What to work on
Without the pictures, return each record as it appears.

Record set
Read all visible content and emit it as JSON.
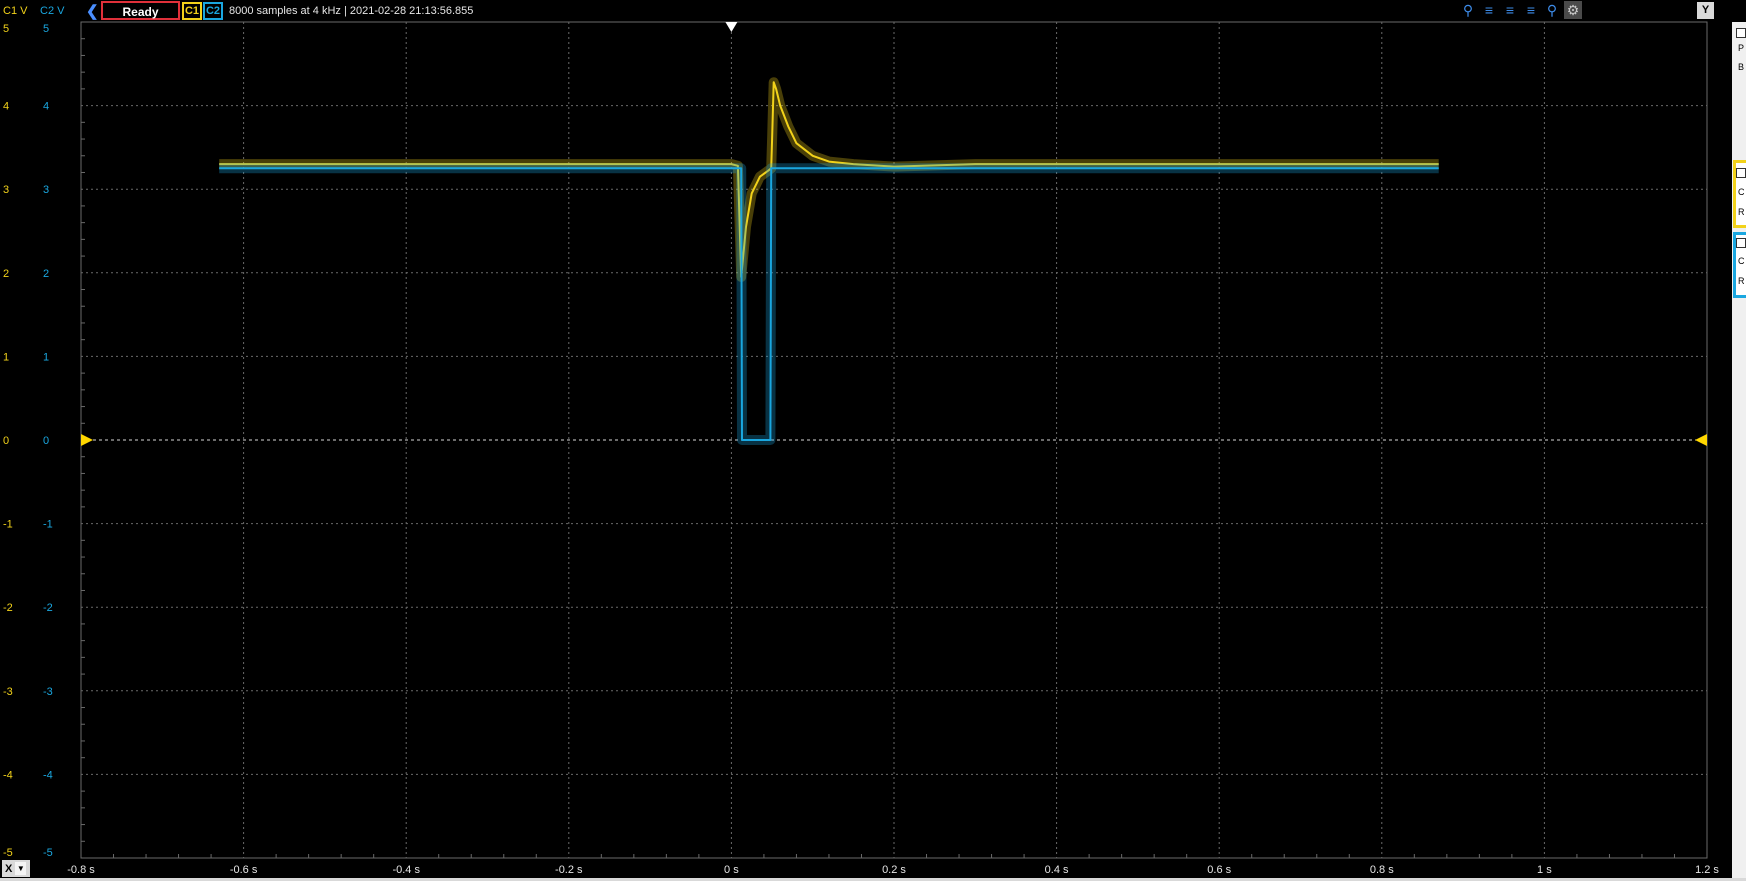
{
  "header": {
    "c1_unit": "C1 V",
    "c2_unit": "C2 V",
    "status": "Ready",
    "c1_button": "C1",
    "c2_button": "C2",
    "info": "8000 samples at 4 kHz | 2021-02-28 21:13:56.855",
    "y_button": "Y",
    "back_icon": "chevron-left-icon"
  },
  "toolbar": {
    "icons": [
      "zoom-in-icon",
      "fit-icon",
      "align-icon",
      "stack-icon",
      "zoom-icon",
      "settings-icon"
    ]
  },
  "footer": {
    "x_button": "X",
    "x_dropdown_icon": "chevron-down-icon"
  },
  "side_panel": {
    "letters": [
      "P",
      "B",
      "C",
      "R",
      "C",
      "R"
    ]
  },
  "colors": {
    "c1": "#f2d21a",
    "c2": "#1aa7e0",
    "grid": "#6a6a6a",
    "status_border": "#e0303a",
    "trigger_marker": "#ffd700"
  },
  "chart_data": {
    "type": "line",
    "title": "",
    "xlabel": "",
    "ylabel": "",
    "xlim": [
      -0.8,
      1.2
    ],
    "ylim": [
      -5,
      5
    ],
    "x_ticks": [
      "-0.8 s",
      "-0.6 s",
      "-0.4 s",
      "-0.2 s",
      "0 s",
      "0.2 s",
      "0.4 s",
      "0.6 s",
      "0.8 s",
      "1 s",
      "1.2 s"
    ],
    "y_ticks_c1": [
      "5",
      "4",
      "3",
      "2",
      "1",
      "0",
      "-1",
      "-2",
      "-3",
      "-4",
      "-5"
    ],
    "y_ticks_c2": [
      "5",
      "4",
      "3",
      "2",
      "1",
      "0",
      "-1",
      "-2",
      "-3",
      "-4",
      "-5"
    ],
    "series": [
      {
        "key": "c1",
        "x": [
          -0.63,
          0.0,
          0.008,
          0.012,
          0.018,
          0.025,
          0.035,
          0.045,
          0.049,
          0.05,
          0.052,
          0.055,
          0.06,
          0.07,
          0.08,
          0.1,
          0.12,
          0.15,
          0.2,
          0.3,
          0.5,
          0.87
        ],
        "y": [
          3.3,
          3.3,
          3.28,
          1.95,
          2.55,
          2.95,
          3.15,
          3.22,
          3.25,
          3.6,
          4.28,
          4.2,
          4.0,
          3.75,
          3.55,
          3.4,
          3.33,
          3.3,
          3.27,
          3.3,
          3.3,
          3.3
        ]
      },
      {
        "key": "c2",
        "x": [
          -0.63,
          0.0,
          0.012,
          0.013,
          0.048,
          0.049,
          0.2,
          0.5,
          0.87
        ],
        "y": [
          3.25,
          3.25,
          3.25,
          0.0,
          0.0,
          3.25,
          3.25,
          3.25,
          3.25
        ]
      }
    ],
    "trigger": {
      "time": 0.0,
      "level": 0.0
    },
    "grid": true
  }
}
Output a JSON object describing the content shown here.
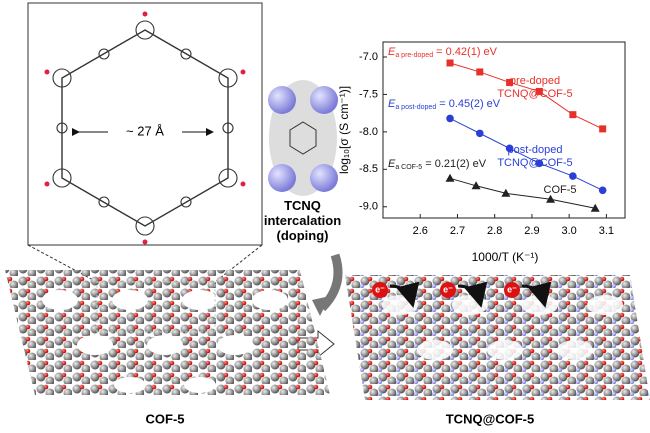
{
  "chart_data": {
    "type": "scatter",
    "xlabel": "1000/T (K⁻¹)",
    "ylabel": "log₁₀[σ (S cm⁻¹)]",
    "xlim": [
      2.5,
      3.15
    ],
    "ylim": [
      -9.15,
      -6.8
    ],
    "xticks": [
      2.6,
      2.7,
      2.8,
      2.9,
      {
        "value": 3,
        "label": "3.0"
      },
      3.1
    ],
    "yticks": [
      {
        "value": -7,
        "label": "-7.0"
      },
      -7.5,
      {
        "value": -8,
        "label": "-8.0"
      },
      -8.5,
      {
        "value": -9,
        "label": "-9.0"
      }
    ],
    "series": [
      {
        "name": "pre-doped TCNQ@COF-5",
        "color": "#e8302a",
        "marker": "square",
        "x": [
          2.68,
          2.76,
          2.84,
          2.92,
          3.01,
          3.09
        ],
        "values": [
          -7.08,
          -7.2,
          -7.34,
          -7.46,
          -7.77,
          -7.96
        ],
        "annotation": {
          "symbol": "E",
          "subscript": "a pre-doped",
          "text": " = 0.42(1) eV"
        }
      },
      {
        "name": "post-doped TCNQ@COF-5",
        "color": "#2a3fd6",
        "marker": "circle",
        "x": [
          2.68,
          2.76,
          2.84,
          2.92,
          3.01,
          3.09
        ],
        "values": [
          -7.82,
          -8.02,
          -8.22,
          -8.42,
          -8.59,
          -8.78
        ],
        "annotation": {
          "symbol": "E",
          "subscript": "a post-doped",
          "text": " = 0.45(2) eV"
        }
      },
      {
        "name": "COF-5",
        "color": "#222222",
        "marker": "triangle",
        "x": [
          2.68,
          2.75,
          2.83,
          2.95,
          3.07
        ],
        "values": [
          -8.62,
          -8.72,
          -8.82,
          -8.9,
          -9.02
        ],
        "annotation": {
          "symbol": "E",
          "subscript": "a COF-5",
          "text": " = 0.21(2) eV"
        }
      }
    ]
  },
  "labels": {
    "pore": "~ 27 Å",
    "doping": "TCNQ intercalation (doping)",
    "left": "COF-5",
    "right": "TCNQ@COF-5",
    "electron": "e⁻"
  }
}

Output for this task
Read all visible content and emit it as JSON.
{
  "header": {
    "c1_unit": "C1 V",
    "c2_unit": "C2 V",
    "status": "Ready",
    "c1_button": "C1",
    "c2_button": "C2",
    "info": "8000 samples at 4 kHz | 2021-02-28 21:13:56.855",
    "y_button": "Y",
    "back_icon": "chevron-left-icon"
  },
  "toolbar": {
    "icons": [
      "zoom-in-icon",
      "fit-icon",
      "align-icon",
      "stack-icon",
      "zoom-icon",
      "settings-icon"
    ]
  },
  "footer": {
    "x_button": "X",
    "x_dropdown_icon": "chevron-down-icon"
  },
  "side_panel": {
    "letters": [
      "P",
      "B",
      "C",
      "R",
      "C",
      "R"
    ]
  },
  "colors": {
    "c1": "#f2d21a",
    "c2": "#1aa7e0",
    "grid": "#6a6a6a",
    "status_border": "#e0303a",
    "trigger_marker": "#ffd700"
  },
  "chart_data": {
    "type": "line",
    "title": "",
    "xlabel": "",
    "ylabel": "",
    "xlim": [
      -0.8,
      1.2
    ],
    "ylim": [
      -5,
      5
    ],
    "x_ticks": [
      "-0.8 s",
      "-0.6 s",
      "-0.4 s",
      "-0.2 s",
      "0 s",
      "0.2 s",
      "0.4 s",
      "0.6 s",
      "0.8 s",
      "1 s",
      "1.2 s"
    ],
    "y_ticks_c1": [
      "5",
      "4",
      "3",
      "2",
      "1",
      "0",
      "-1",
      "-2",
      "-3",
      "-4",
      "-5"
    ],
    "y_ticks_c2": [
      "5",
      "4",
      "3",
      "2",
      "1",
      "0",
      "-1",
      "-2",
      "-3",
      "-4",
      "-5"
    ],
    "series": [
      {
        "key": "c1",
        "x": [
          -0.63,
          0.0,
          0.008,
          0.012,
          0.018,
          0.025,
          0.035,
          0.045,
          0.049,
          0.05,
          0.052,
          0.055,
          0.06,
          0.07,
          0.08,
          0.1,
          0.12,
          0.15,
          0.2,
          0.3,
          0.5,
          0.87
        ],
        "y": [
          3.3,
          3.3,
          3.28,
          1.95,
          2.55,
          2.95,
          3.15,
          3.22,
          3.25,
          3.6,
          4.28,
          4.2,
          4.0,
          3.75,
          3.55,
          3.4,
          3.33,
          3.3,
          3.27,
          3.3,
          3.3,
          3.3
        ]
      },
      {
        "key": "c2",
        "x": [
          -0.63,
          0.0,
          0.012,
          0.013,
          0.048,
          0.049,
          0.2,
          0.5,
          0.87
        ],
        "y": [
          3.25,
          3.25,
          3.25,
          0.0,
          0.0,
          3.25,
          3.25,
          3.25,
          3.25
        ]
      }
    ],
    "trigger": {
      "time": 0.0,
      "level": 0.0
    },
    "grid": true
  }
}
Output a JSON object describing the content shown here.
{
  "chart_data": {
    "type": "scatter",
    "xlabel": "1000/T (K⁻¹)",
    "ylabel": "log₁₀[σ (S cm⁻¹)]",
    "xlim": [
      2.5,
      3.15
    ],
    "ylim": [
      -9.15,
      -6.8
    ],
    "xticks": [
      2.6,
      2.7,
      2.8,
      2.9,
      {
        "value": 3,
        "label": "3.0"
      },
      3.1
    ],
    "yticks": [
      {
        "value": -7,
        "label": "-7.0"
      },
      -7.5,
      {
        "value": -8,
        "label": "-8.0"
      },
      -8.5,
      {
        "value": -9,
        "label": "-9.0"
      }
    ],
    "series": [
      {
        "name": "pre-doped TCNQ@COF-5",
        "color": "#e8302a",
        "marker": "square",
        "x": [
          2.68,
          2.76,
          2.84,
          2.92,
          3.01,
          3.09
        ],
        "values": [
          -7.08,
          -7.2,
          -7.34,
          -7.46,
          -7.77,
          -7.96
        ],
        "annotation": {
          "symbol": "E",
          "subscript": "a pre-doped",
          "text": " = 0.42(1) eV"
        }
      },
      {
        "name": "post-doped TCNQ@COF-5",
        "color": "#2a3fd6",
        "marker": "circle",
        "x": [
          2.68,
          2.76,
          2.84,
          2.92,
          3.01,
          3.09
        ],
        "values": [
          -7.82,
          -8.02,
          -8.22,
          -8.42,
          -8.59,
          -8.78
        ],
        "annotation": {
          "symbol": "E",
          "subscript": "a post-doped",
          "text": " = 0.45(2) eV"
        }
      },
      {
        "name": "COF-5",
        "color": "#222222",
        "marker": "triangle",
        "x": [
          2.68,
          2.75,
          2.83,
          2.95,
          3.07
        ],
        "values": [
          -8.62,
          -8.72,
          -8.82,
          -8.9,
          -9.02
        ],
        "annotation": {
          "symbol": "E",
          "subscript": "a COF-5",
          "text": " = 0.21(2) eV"
        }
      }
    ]
  },
  "labels": {
    "pore": "~ 27 Å",
    "doping": "TCNQ intercalation (doping)",
    "left": "COF-5",
    "right": "TCNQ@COF-5",
    "electron": "e⁻"
  }
}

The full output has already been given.